[THE PROBLEM] Tell how many lines in the data below hold the string "such"; give nothing but the number.

[MATERIAL TO PROCESS]

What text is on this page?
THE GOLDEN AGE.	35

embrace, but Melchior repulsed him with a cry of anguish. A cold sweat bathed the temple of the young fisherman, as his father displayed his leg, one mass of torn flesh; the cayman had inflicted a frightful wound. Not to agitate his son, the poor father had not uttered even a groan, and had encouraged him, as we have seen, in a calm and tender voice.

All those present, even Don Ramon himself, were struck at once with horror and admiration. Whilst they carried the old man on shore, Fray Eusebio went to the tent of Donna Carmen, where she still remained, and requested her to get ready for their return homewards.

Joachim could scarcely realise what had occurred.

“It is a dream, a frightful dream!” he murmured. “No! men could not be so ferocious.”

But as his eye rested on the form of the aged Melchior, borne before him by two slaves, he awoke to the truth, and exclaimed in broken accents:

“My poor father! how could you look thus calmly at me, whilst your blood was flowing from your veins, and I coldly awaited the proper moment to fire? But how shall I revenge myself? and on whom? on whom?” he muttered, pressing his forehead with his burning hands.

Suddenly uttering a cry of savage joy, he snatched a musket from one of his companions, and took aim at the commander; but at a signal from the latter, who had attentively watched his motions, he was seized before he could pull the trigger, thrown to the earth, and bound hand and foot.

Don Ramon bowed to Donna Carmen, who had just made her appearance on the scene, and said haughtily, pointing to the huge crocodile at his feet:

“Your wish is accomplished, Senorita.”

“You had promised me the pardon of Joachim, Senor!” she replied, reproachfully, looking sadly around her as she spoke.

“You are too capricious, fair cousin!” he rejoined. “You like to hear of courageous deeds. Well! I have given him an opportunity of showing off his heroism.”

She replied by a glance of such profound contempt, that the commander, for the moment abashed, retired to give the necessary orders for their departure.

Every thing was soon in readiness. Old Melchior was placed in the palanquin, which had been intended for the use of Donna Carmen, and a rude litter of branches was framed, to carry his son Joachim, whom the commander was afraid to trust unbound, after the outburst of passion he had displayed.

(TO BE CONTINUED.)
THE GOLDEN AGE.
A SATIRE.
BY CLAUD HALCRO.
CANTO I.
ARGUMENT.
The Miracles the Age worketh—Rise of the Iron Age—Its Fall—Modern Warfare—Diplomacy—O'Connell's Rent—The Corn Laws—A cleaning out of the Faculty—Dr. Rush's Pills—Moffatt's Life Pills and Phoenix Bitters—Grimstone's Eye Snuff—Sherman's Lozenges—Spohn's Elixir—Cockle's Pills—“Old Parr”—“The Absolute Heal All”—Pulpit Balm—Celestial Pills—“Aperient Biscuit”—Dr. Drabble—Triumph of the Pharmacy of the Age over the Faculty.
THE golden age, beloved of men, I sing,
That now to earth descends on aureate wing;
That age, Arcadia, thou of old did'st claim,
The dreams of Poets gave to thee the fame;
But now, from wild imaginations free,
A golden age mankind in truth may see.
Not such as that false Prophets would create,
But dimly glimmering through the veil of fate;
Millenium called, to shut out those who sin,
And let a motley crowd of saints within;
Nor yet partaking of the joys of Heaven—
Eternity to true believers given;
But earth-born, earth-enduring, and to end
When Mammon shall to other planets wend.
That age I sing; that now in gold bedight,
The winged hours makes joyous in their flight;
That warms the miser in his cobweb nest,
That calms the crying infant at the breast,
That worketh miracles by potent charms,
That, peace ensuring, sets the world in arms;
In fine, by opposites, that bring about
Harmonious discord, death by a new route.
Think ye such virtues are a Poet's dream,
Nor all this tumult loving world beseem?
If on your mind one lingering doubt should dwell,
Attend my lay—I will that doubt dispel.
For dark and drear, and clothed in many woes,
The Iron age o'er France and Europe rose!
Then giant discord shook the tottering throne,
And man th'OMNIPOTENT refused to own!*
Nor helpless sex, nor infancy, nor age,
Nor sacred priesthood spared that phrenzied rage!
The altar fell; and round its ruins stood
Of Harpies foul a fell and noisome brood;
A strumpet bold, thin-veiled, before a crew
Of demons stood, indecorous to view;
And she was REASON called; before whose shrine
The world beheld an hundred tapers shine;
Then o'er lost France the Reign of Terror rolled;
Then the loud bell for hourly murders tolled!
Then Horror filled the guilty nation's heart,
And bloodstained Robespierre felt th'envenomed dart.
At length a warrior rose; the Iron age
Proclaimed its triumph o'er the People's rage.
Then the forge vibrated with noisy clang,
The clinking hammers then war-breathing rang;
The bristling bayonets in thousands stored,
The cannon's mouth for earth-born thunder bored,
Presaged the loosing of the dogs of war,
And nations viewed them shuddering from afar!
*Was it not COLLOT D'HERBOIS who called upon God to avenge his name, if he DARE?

[RESULT OF THIS EXERCISE] 3